[Figure contents as structured data]
----

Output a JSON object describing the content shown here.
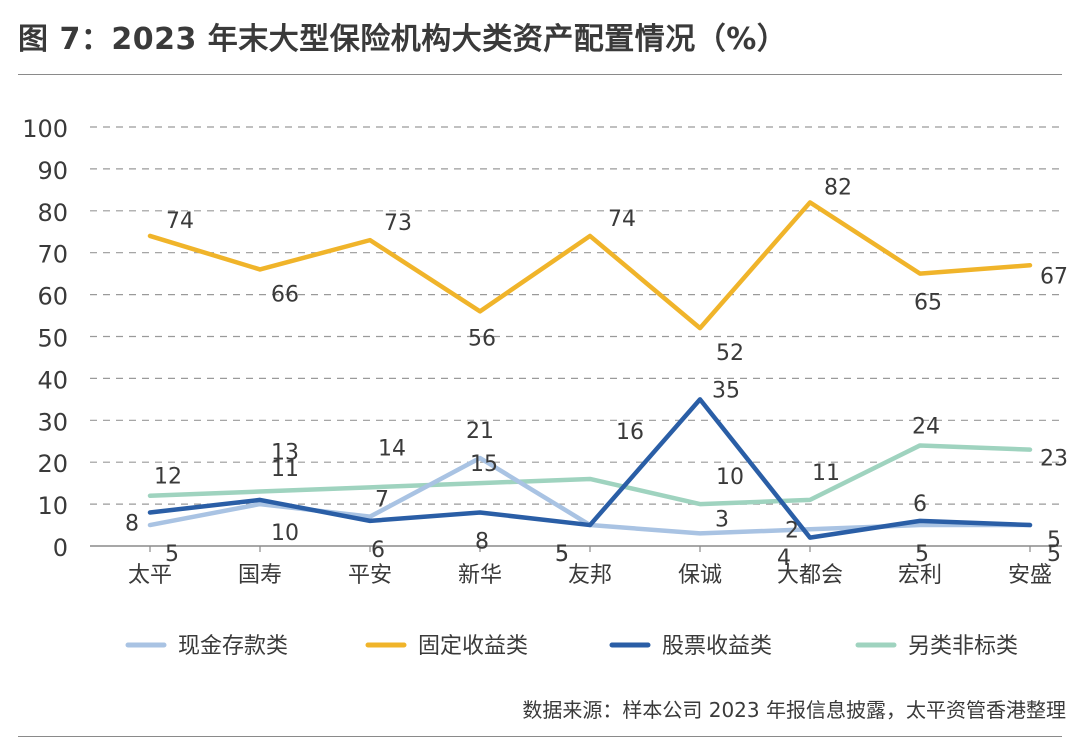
{
  "header": {
    "title": "图 7：2023 年末大型保险机构大类资产配置情况（%）"
  },
  "footer": {
    "source": "数据来源：样本公司 2023 年报信息披露，太平资管香港整理"
  },
  "colors": {
    "现金存款类": "#a9c3e3",
    "固定收益类": "#f0b42a",
    "股票收益类": "#2a5ea6",
    "另类非标类": "#9fd3bf"
  },
  "chart_data": {
    "type": "line",
    "categories": [
      "太平",
      "国寿",
      "平安",
      "新华",
      "友邦",
      "保诚",
      "大都会",
      "宏利",
      "安盛"
    ],
    "ylim": [
      0,
      100
    ],
    "yticks": [
      0,
      10,
      20,
      30,
      40,
      50,
      60,
      70,
      80,
      90,
      100
    ],
    "grid": true,
    "legend_position": "bottom",
    "series": [
      {
        "name": "现金存款类",
        "values": [
          5,
          10,
          7,
          21,
          5,
          3,
          4,
          5,
          5
        ],
        "labels": [
          "5",
          "10",
          "7",
          "21",
          "5",
          "3",
          "4",
          "5",
          "5"
        ]
      },
      {
        "name": "固定收益类",
        "values": [
          74,
          66,
          73,
          56,
          74,
          52,
          82,
          65,
          67
        ],
        "labels": [
          "74",
          "66",
          "73",
          "56",
          "74",
          "52",
          "82",
          "65",
          "67"
        ]
      },
      {
        "name": "股票收益类",
        "values": [
          8,
          11,
          6,
          8,
          5,
          35,
          2,
          6,
          5
        ],
        "labels": [
          "8",
          "11",
          "6",
          "8",
          "5",
          "35",
          "2",
          "6",
          "5"
        ]
      },
      {
        "name": "另类非标类",
        "values": [
          12,
          13,
          14,
          15,
          16,
          10,
          11,
          24,
          23
        ],
        "labels": [
          "12",
          "13",
          "14",
          "15",
          "16",
          "10",
          "11",
          "24",
          "23"
        ]
      }
    ]
  }
}
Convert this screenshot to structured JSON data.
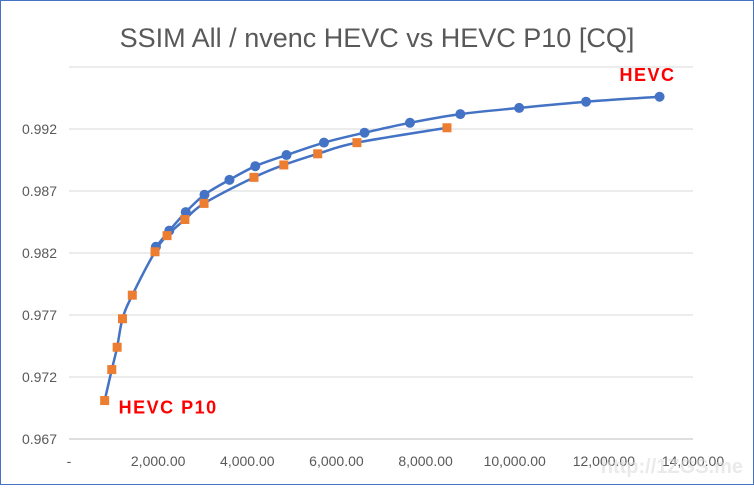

----

The task » Search the entries for the string "name" and collect each line that has it.

Solution »
        "name": "现金存款类",
        "name": "固定收益类",
        "name": "股票收益类",
        "name": "另类非标类",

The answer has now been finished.